▸ Directions
Of all the lines in the entries, how many carry the word "jour"? The reply is that number and no more.

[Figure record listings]
▼▼▼
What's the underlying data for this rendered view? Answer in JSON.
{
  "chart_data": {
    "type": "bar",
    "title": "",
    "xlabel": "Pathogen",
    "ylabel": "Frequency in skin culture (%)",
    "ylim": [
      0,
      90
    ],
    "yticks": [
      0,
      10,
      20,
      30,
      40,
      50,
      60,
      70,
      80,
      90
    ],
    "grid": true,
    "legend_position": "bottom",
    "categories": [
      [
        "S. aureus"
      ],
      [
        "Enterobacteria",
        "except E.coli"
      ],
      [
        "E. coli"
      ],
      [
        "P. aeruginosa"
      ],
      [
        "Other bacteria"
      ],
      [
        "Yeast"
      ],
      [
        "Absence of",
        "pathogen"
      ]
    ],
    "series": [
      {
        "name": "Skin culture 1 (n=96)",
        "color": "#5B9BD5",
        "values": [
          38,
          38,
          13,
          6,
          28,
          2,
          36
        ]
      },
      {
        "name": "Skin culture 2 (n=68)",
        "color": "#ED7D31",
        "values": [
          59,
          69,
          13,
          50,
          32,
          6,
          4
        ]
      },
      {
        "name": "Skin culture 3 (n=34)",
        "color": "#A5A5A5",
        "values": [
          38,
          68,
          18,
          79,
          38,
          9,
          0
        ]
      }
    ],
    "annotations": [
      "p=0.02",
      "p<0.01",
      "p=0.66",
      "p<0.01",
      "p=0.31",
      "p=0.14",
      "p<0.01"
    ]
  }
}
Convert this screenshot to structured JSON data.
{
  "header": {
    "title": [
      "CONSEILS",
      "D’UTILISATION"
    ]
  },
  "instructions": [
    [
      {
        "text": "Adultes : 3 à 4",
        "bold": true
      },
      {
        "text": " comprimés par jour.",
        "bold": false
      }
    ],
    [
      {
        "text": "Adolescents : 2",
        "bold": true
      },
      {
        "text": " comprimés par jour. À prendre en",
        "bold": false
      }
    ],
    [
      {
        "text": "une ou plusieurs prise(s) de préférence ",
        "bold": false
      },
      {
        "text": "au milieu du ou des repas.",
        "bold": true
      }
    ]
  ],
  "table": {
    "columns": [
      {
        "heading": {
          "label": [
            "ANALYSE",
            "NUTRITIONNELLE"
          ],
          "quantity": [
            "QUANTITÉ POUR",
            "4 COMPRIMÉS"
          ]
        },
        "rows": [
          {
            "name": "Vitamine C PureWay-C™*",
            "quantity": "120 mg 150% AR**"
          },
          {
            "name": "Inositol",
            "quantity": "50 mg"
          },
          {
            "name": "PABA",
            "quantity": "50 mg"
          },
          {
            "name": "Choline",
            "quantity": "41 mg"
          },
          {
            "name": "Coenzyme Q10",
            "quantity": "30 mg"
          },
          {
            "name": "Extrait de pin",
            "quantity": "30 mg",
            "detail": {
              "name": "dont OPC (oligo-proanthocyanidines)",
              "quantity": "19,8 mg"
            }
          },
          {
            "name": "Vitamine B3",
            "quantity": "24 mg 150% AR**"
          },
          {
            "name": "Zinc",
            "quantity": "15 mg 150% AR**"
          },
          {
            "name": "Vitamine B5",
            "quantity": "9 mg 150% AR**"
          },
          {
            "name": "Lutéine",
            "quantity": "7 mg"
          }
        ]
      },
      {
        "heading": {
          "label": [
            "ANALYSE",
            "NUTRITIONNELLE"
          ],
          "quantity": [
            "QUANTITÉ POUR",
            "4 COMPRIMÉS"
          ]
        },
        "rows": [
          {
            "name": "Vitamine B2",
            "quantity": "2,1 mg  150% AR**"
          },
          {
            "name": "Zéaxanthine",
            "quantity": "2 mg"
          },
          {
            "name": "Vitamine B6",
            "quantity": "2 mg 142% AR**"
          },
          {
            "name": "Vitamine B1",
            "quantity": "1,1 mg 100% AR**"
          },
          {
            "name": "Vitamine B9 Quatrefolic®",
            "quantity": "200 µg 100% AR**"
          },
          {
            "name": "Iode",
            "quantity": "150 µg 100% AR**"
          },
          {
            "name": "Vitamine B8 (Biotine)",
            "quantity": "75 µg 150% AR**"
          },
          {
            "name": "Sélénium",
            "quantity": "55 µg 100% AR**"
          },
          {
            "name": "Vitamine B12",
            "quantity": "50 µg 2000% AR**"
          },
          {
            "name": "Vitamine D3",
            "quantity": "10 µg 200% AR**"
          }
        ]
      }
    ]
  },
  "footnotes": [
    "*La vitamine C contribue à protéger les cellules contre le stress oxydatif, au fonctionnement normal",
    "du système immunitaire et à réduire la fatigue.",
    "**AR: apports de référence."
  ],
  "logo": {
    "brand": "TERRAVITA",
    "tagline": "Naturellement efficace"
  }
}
▲▲▲
▸ Solution for this exercise
2